## [Directions]
Gather each line of the entries below that includes "voiler".

>> start Records shown

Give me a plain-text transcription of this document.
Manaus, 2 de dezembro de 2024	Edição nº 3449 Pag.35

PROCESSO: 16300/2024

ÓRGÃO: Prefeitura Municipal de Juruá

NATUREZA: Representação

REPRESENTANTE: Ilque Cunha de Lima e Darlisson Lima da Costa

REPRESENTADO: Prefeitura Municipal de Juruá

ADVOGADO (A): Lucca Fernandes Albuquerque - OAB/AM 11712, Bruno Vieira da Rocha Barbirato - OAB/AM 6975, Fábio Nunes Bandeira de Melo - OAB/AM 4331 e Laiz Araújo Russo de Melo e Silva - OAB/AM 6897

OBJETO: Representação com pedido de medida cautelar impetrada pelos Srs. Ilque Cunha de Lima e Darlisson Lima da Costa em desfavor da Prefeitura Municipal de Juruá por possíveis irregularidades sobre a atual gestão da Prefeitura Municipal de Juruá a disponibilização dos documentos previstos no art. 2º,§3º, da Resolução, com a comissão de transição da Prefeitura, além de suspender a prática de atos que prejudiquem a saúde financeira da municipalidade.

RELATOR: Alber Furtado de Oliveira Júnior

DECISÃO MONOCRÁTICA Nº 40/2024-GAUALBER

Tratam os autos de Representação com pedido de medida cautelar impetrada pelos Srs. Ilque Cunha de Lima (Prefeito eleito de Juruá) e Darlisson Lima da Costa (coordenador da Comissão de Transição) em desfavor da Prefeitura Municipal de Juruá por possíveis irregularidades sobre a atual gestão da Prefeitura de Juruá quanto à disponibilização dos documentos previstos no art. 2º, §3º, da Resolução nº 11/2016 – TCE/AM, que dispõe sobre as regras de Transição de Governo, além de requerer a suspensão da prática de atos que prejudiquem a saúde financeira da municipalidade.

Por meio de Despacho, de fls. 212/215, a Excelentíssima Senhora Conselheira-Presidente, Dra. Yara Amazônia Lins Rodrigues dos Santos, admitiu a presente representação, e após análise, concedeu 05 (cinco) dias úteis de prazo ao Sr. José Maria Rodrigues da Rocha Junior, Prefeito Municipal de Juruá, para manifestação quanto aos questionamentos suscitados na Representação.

>> end Records shown
>> start Records shown

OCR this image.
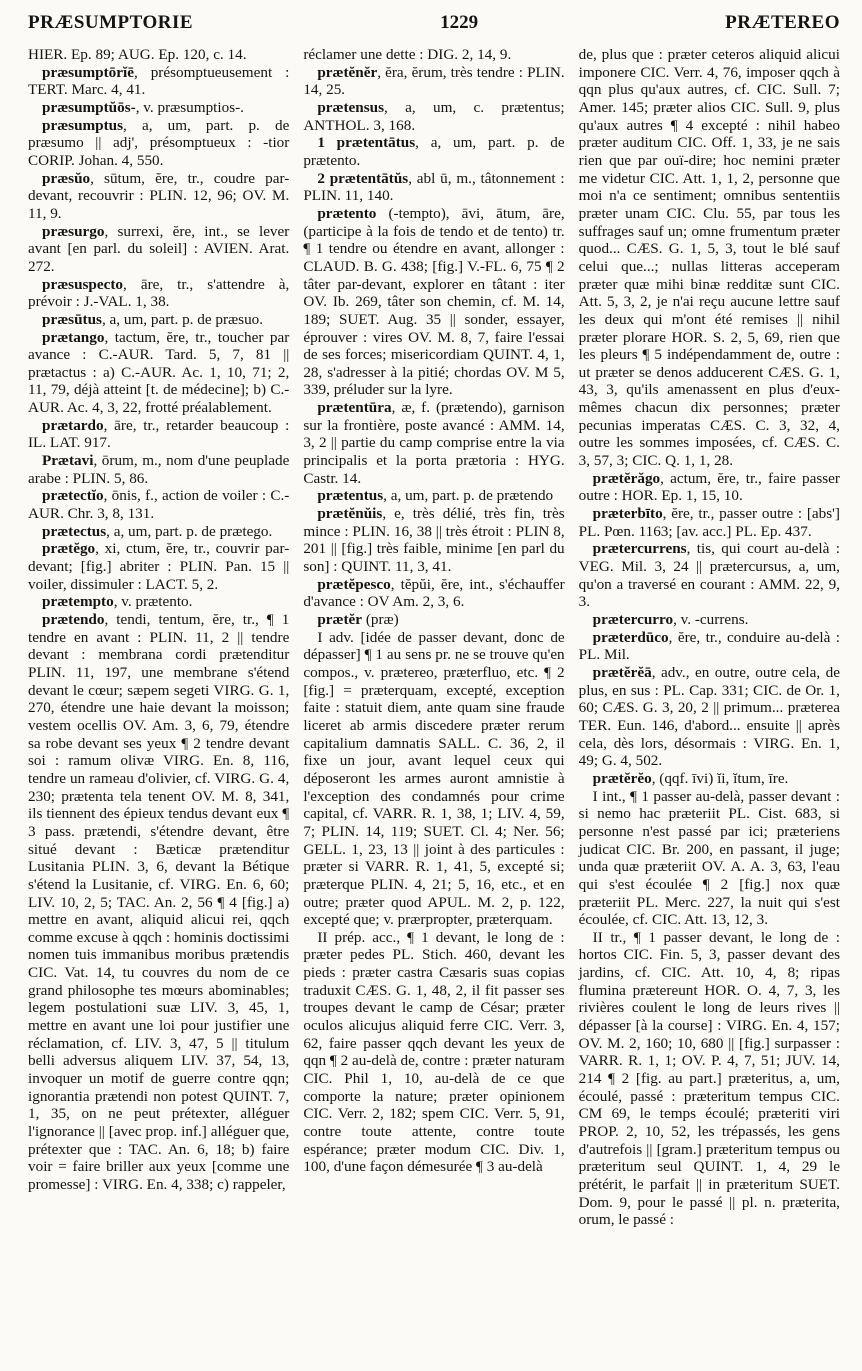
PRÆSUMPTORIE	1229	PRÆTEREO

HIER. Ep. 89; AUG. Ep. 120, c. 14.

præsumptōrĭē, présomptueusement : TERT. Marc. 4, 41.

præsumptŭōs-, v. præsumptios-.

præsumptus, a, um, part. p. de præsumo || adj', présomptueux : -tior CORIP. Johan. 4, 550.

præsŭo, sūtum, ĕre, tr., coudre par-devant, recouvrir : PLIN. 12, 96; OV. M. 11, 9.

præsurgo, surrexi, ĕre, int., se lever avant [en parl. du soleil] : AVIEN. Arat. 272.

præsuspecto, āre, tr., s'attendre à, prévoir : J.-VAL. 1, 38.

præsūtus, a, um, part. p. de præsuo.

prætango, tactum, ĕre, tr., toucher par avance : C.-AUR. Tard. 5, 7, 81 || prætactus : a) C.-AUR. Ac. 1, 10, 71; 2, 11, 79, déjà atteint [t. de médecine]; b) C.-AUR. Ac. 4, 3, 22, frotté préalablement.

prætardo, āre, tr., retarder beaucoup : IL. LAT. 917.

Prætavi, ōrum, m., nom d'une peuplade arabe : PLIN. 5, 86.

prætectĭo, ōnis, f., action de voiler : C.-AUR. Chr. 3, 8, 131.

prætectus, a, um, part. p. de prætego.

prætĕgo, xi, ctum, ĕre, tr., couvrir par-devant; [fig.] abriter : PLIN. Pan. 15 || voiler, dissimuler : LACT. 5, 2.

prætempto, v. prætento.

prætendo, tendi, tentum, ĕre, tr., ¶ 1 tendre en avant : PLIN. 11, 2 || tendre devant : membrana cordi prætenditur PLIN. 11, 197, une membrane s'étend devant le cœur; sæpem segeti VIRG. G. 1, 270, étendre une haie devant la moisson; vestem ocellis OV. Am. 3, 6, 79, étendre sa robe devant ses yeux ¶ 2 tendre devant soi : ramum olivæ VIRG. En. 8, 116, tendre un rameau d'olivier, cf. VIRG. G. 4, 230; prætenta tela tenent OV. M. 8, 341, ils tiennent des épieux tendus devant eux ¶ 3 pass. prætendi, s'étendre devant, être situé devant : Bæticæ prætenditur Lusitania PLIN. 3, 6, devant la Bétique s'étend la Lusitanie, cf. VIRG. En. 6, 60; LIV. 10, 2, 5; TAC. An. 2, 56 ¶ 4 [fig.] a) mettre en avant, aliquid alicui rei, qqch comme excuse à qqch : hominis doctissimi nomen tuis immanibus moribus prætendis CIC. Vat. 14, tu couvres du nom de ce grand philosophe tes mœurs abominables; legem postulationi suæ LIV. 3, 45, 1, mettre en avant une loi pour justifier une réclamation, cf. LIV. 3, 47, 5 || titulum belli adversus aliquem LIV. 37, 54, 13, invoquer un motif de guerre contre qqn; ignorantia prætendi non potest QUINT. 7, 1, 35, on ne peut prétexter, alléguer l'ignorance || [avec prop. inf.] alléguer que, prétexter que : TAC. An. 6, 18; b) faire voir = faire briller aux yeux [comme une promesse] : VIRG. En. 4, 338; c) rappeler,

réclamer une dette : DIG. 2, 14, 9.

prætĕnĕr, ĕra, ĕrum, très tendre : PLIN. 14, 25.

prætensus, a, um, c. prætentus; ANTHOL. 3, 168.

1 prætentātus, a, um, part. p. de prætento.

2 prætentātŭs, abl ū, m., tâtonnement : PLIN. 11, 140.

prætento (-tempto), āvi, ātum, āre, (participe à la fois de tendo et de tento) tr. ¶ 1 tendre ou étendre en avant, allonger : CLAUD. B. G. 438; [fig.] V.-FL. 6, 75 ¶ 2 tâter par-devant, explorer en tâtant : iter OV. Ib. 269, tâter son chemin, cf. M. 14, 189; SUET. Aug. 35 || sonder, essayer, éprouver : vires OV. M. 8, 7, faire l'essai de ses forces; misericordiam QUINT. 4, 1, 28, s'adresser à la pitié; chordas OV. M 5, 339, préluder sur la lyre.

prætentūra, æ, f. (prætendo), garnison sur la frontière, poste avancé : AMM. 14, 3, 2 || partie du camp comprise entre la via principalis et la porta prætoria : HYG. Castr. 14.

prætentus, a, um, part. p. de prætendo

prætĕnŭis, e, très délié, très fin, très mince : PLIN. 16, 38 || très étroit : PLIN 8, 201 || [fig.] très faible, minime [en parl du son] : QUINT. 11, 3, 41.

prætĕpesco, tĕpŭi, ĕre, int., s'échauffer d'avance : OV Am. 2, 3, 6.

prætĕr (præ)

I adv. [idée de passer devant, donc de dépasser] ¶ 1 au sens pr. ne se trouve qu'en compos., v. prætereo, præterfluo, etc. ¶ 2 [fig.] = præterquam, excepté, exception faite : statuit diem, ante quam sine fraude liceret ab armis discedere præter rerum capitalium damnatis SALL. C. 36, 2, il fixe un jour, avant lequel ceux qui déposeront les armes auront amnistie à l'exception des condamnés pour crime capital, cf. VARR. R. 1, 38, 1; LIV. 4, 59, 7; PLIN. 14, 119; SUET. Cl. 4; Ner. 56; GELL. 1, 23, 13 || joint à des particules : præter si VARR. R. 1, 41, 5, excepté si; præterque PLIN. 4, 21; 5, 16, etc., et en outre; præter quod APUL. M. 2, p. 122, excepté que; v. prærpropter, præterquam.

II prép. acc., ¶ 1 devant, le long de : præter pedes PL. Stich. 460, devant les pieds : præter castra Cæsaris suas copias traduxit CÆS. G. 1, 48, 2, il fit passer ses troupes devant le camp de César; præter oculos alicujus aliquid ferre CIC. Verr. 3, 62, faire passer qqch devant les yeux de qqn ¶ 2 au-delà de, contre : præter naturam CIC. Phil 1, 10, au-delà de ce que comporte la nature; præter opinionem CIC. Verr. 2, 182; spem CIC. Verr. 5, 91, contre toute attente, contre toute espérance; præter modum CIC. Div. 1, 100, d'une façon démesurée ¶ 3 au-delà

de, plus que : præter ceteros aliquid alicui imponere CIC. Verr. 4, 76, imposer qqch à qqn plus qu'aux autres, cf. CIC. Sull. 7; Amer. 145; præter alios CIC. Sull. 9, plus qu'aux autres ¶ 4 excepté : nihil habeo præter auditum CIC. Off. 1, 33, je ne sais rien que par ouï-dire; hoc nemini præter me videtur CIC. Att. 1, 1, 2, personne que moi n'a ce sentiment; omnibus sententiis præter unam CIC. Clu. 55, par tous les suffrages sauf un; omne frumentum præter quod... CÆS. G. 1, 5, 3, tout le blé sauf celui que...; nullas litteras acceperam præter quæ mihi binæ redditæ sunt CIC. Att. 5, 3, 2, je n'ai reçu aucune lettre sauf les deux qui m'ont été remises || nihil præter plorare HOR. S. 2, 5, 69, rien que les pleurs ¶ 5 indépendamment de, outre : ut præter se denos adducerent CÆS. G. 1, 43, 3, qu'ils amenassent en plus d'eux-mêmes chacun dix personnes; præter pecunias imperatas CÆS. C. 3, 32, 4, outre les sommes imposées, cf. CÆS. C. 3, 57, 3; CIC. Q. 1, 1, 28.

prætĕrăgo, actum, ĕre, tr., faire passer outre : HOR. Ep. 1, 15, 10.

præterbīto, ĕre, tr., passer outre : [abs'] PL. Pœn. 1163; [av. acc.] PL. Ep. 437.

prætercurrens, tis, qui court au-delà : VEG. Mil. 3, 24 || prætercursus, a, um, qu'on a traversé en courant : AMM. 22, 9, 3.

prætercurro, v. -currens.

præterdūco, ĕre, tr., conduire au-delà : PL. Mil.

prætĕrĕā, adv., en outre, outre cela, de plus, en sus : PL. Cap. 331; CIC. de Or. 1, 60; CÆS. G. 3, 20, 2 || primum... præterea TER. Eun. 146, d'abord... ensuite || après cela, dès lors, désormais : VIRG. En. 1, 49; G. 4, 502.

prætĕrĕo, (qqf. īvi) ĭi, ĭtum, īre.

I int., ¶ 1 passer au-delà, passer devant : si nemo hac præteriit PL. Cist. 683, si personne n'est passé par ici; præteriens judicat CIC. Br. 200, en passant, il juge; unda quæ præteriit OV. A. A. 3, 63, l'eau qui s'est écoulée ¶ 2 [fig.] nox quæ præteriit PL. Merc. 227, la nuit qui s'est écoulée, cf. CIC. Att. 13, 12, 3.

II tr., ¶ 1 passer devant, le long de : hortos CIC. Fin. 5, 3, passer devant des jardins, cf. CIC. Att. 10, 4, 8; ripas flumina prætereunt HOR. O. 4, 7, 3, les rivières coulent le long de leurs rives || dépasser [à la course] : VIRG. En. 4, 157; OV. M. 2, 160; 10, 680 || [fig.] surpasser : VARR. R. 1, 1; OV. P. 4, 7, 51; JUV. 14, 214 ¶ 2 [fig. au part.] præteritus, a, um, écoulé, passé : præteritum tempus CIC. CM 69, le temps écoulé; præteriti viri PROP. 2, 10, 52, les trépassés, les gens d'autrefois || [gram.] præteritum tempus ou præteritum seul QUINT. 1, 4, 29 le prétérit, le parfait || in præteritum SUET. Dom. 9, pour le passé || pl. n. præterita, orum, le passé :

>> end Records shown

## [Exercise solution]
prætectĭo, ōnis, f., action de voiler : C.-AUR. Chr. 3, 8, 131.
prætĕgo, xi, ctum, ĕre, tr., couvrir par-devant; [fig.] abriter : PLIN. Pan. 15 || voiler, dissimuler : LACT. 5, 2.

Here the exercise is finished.